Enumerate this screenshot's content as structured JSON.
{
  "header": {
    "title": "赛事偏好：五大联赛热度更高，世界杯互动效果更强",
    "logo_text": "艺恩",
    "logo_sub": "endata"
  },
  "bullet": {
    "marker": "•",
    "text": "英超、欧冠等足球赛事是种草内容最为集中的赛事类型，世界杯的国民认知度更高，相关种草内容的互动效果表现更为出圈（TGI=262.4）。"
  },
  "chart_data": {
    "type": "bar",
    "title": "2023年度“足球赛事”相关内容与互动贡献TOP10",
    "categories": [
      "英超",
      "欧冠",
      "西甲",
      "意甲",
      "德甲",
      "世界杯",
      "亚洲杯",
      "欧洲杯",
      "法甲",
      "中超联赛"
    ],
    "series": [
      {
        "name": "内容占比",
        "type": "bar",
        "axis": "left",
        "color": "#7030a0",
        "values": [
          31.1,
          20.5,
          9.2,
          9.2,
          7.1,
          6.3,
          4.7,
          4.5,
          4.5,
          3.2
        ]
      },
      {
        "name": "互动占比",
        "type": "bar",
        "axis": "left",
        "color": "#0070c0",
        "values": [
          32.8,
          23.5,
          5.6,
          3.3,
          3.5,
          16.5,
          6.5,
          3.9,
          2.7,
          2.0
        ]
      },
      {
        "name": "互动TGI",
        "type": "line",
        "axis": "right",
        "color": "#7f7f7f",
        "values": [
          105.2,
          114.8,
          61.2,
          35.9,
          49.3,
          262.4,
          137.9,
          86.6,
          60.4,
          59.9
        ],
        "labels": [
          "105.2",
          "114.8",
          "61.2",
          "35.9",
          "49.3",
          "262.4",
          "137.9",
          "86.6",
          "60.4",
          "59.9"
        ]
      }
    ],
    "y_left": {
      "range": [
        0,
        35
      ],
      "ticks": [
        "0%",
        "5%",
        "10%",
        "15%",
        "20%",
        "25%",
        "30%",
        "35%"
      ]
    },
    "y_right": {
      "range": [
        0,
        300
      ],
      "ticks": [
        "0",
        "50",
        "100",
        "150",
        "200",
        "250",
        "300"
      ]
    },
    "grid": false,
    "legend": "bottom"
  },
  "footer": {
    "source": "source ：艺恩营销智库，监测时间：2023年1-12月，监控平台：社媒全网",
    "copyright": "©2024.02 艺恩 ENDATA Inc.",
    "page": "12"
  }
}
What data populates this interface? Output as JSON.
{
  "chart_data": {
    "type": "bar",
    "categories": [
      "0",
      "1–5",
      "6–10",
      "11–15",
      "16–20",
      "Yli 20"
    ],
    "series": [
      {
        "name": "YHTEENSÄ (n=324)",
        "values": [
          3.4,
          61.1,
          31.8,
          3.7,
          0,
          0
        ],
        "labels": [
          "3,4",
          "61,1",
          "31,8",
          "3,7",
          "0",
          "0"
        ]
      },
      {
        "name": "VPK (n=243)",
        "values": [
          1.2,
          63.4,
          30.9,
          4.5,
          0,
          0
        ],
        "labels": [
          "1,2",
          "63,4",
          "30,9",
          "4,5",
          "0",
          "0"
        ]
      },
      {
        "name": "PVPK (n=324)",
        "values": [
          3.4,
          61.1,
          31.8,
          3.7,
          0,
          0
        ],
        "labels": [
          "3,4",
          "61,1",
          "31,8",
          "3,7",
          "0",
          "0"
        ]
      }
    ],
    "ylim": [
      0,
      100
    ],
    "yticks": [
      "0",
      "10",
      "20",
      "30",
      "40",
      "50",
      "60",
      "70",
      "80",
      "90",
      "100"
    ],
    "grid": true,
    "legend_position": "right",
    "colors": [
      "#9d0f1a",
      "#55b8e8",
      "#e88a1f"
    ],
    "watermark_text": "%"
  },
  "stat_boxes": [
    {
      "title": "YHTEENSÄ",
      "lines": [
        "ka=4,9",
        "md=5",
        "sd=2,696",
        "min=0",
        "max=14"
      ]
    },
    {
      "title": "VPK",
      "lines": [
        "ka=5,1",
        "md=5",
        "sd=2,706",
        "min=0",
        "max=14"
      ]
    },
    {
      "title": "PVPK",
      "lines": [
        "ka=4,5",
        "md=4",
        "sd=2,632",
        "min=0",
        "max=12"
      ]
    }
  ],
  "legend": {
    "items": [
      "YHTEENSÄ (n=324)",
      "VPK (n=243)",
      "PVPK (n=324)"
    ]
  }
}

◆ **Directions**: Copy the records above exactly.

◆ **Exercise response**:
Enumerate this screenshot's content as structured JSON.
{
  "header": {
    "title": "赛事偏好：五大联赛热度更高，世界杯互动效果更强",
    "logo_text": "艺恩",
    "logo_sub": "endata"
  },
  "bullet": {
    "marker": "•",
    "text": "英超、欧冠等足球赛事是种草内容最为集中的赛事类型，世界杯的国民认知度更高，相关种草内容的互动效果表现更为出圈（TGI=262.4）。"
  },
  "chart_data": {
    "type": "bar",
    "title": "2023年度“足球赛事”相关内容与互动贡献TOP10",
    "categories": [
      "英超",
      "欧冠",
      "西甲",
      "意甲",
      "德甲",
      "世界杯",
      "亚洲杯",
      "欧洲杯",
      "法甲",
      "中超联赛"
    ],
    "series": [
      {
        "name": "内容占比",
        "type": "bar",
        "axis": "left",
        "color": "#7030a0",
        "values": [
          31.1,
          20.5,
          9.2,
          9.2,
          7.1,
          6.3,
          4.7,
          4.5,
          4.5,
          3.2
        ]
      },
      {
        "name": "互动占比",
        "type": "bar",
        "axis": "left",
        "color": "#0070c0",
        "values": [
          32.8,
          23.5,
          5.6,
          3.3,
          3.5,
          16.5,
          6.5,
          3.9,
          2.7,
          2.0
        ]
      },
      {
        "name": "互动TGI",
        "type": "line",
        "axis": "right",
        "color": "#7f7f7f",
        "values": [
          105.2,
          114.8,
          61.2,
          35.9,
          49.3,
          262.4,
          137.9,
          86.6,
          60.4,
          59.9
        ],
        "labels": [
          "105.2",
          "114.8",
          "61.2",
          "35.9",
          "49.3",
          "262.4",
          "137.9",
          "86.6",
          "60.4",
          "59.9"
        ]
      }
    ],
    "y_left": {
      "range": [
        0,
        35
      ],
      "ticks": [
        "0%",
        "5%",
        "10%",
        "15%",
        "20%",
        "25%",
        "30%",
        "35%"
      ]
    },
    "y_right": {
      "range": [
        0,
        300
      ],
      "ticks": [
        "0",
        "50",
        "100",
        "150",
        "200",
        "250",
        "300"
      ]
    },
    "grid": false,
    "legend": "bottom"
  },
  "footer": {
    "source": "source ：艺恩营销智库，监测时间：2023年1-12月，监控平台：社媒全网",
    "copyright": "©2024.02 艺恩 ENDATA Inc.",
    "page": "12"
  }
}
What data populates this interface? Output as JSON.
{
  "chart_data": {
    "type": "bar",
    "categories": [
      "0",
      "1–5",
      "6–10",
      "11–15",
      "16–20",
      "Yli 20"
    ],
    "series": [
      {
        "name": "YHTEENSÄ (n=324)",
        "values": [
          3.4,
          61.1,
          31.8,
          3.7,
          0,
          0
        ],
        "labels": [
          "3,4",
          "61,1",
          "31,8",
          "3,7",
          "0",
          "0"
        ]
      },
      {
        "name": "VPK (n=243)",
        "values": [
          1.2,
          63.4,
          30.9,
          4.5,
          0,
          0
        ],
        "labels": [
          "1,2",
          "63,4",
          "30,9",
          "4,5",
          "0",
          "0"
        ]
      },
      {
        "name": "PVPK (n=324)",
        "values": [
          3.4,
          61.1,
          31.8,
          3.7,
          0,
          0
        ],
        "labels": [
          "3,4",
          "61,1",
          "31,8",
          "3,7",
          "0",
          "0"
        ]
      }
    ],
    "ylim": [
      0,
      100
    ],
    "yticks": [
      "0",
      "10",
      "20",
      "30",
      "40",
      "50",
      "60",
      "70",
      "80",
      "90",
      "100"
    ],
    "grid": true,
    "legend_position": "right",
    "colors": [
      "#9d0f1a",
      "#55b8e8",
      "#e88a1f"
    ],
    "watermark_text": "%"
  },
  "stat_boxes": [
    {
      "title": "YHTEENSÄ",
      "lines": [
        "ka=4,9",
        "md=5",
        "sd=2,696",
        "min=0",
        "max=14"
      ]
    },
    {
      "title": "VPK",
      "lines": [
        "ka=5,1",
        "md=5",
        "sd=2,706",
        "min=0",
        "max=14"
      ]
    },
    {
      "title": "PVPK",
      "lines": [
        "ka=4,5",
        "md=4",
        "sd=2,632",
        "min=0",
        "max=12"
      ]
    }
  ],
  "legend": {
    "items": [
      "YHTEENSÄ (n=324)",
      "VPK (n=243)",
      "PVPK (n=324)"
    ]
  }
}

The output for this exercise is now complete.